PROBLEM STATEMENT: Omit all pictures and give the records below again exactly as written.
---------- EXTRACTED ENTRIES ----------
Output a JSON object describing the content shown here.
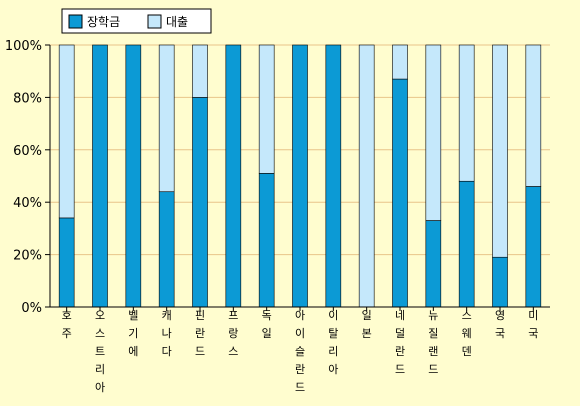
{
  "chart_data": {
    "type": "bar",
    "stacked": true,
    "categories": [
      "호주",
      "오스트리아",
      "벨기에",
      "캐나다",
      "핀란드",
      "프랑스",
      "독일",
      "아이슬란드",
      "이탈리아",
      "일본",
      "네덜란드",
      "뉴질랜드",
      "스웨덴",
      "영국",
      "미국"
    ],
    "series": [
      {
        "name": "장학금",
        "color": "#0c9ad5",
        "values": [
          34,
          100,
          100,
          44,
          80,
          100,
          51,
          100,
          100,
          0,
          87,
          33,
          48,
          19,
          46
        ]
      },
      {
        "name": "대출",
        "color": "#c5e8fb",
        "values": [
          66,
          0,
          0,
          56,
          20,
          0,
          49,
          0,
          0,
          100,
          13,
          67,
          52,
          81,
          54
        ]
      }
    ],
    "ylim": [
      0,
      100
    ],
    "yticks": [
      "0%",
      "20%",
      "40%",
      "60%",
      "80%",
      "100%"
    ],
    "grid": true,
    "gridline_color": "#e8c48a",
    "legend_position": "top-left"
  }
}
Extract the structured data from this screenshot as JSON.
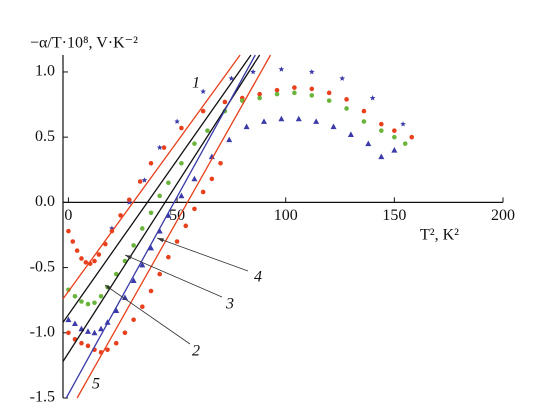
----------
TASK RESPONSE:
Output a JSON object describing the content shown here.
{
  "chart_data": {
    "type": "bar",
    "stacked": true,
    "categories": [
      "호주",
      "오스트리아",
      "벨기에",
      "캐나다",
      "핀란드",
      "프랑스",
      "독일",
      "아이슬란드",
      "이탈리아",
      "일본",
      "네덜란드",
      "뉴질랜드",
      "스웨덴",
      "영국",
      "미국"
    ],
    "series": [
      {
        "name": "장학금",
        "color": "#0c9ad5",
        "values": [
          34,
          100,
          100,
          44,
          80,
          100,
          51,
          100,
          100,
          0,
          87,
          33,
          48,
          19,
          46
        ]
      },
      {
        "name": "대출",
        "color": "#c5e8fb",
        "values": [
          66,
          0,
          0,
          56,
          20,
          0,
          49,
          0,
          0,
          100,
          13,
          67,
          52,
          81,
          54
        ]
      }
    ],
    "ylim": [
      0,
      100
    ],
    "yticks": [
      "0%",
      "20%",
      "40%",
      "60%",
      "80%",
      "100%"
    ],
    "grid": true,
    "gridline_color": "#e8c48a",
    "legend_position": "top-left"
  }
}
Extract the structured data from this screenshot as JSON.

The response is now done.